* What the task requires:
Find the word "JSON" in the data. Return every line where it appears.
========
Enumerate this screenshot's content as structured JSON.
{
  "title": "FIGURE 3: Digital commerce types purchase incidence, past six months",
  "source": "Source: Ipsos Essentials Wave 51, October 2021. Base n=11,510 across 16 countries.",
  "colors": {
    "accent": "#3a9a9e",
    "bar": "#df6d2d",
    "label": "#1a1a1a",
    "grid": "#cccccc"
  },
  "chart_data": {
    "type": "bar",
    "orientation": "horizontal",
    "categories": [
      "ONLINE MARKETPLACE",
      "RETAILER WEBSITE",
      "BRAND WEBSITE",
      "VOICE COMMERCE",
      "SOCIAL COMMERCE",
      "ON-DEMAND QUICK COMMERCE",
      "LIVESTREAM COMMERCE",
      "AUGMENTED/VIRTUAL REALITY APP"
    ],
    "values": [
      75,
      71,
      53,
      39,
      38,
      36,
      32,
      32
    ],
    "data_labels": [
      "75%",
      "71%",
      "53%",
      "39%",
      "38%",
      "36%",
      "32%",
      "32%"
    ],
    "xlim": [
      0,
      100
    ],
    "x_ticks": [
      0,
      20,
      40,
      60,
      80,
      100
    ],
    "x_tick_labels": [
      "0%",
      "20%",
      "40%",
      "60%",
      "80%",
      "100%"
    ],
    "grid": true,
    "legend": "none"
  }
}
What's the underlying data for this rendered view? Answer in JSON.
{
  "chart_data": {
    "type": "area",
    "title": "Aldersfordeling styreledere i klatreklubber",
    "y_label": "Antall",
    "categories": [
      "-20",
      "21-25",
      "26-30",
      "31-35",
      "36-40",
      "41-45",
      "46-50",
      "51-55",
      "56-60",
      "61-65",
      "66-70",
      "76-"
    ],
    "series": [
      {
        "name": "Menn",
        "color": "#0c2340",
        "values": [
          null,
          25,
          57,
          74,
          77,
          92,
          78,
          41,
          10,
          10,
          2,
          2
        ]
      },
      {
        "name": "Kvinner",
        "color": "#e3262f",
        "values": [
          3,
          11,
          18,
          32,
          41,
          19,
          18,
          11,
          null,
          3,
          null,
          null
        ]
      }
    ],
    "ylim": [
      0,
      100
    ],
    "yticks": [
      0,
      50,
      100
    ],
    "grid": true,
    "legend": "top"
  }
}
========
* Final answer:
Enumerate this screenshot's content as structured JSON.
What's the underlying data for this rendered view? Answer in JSON.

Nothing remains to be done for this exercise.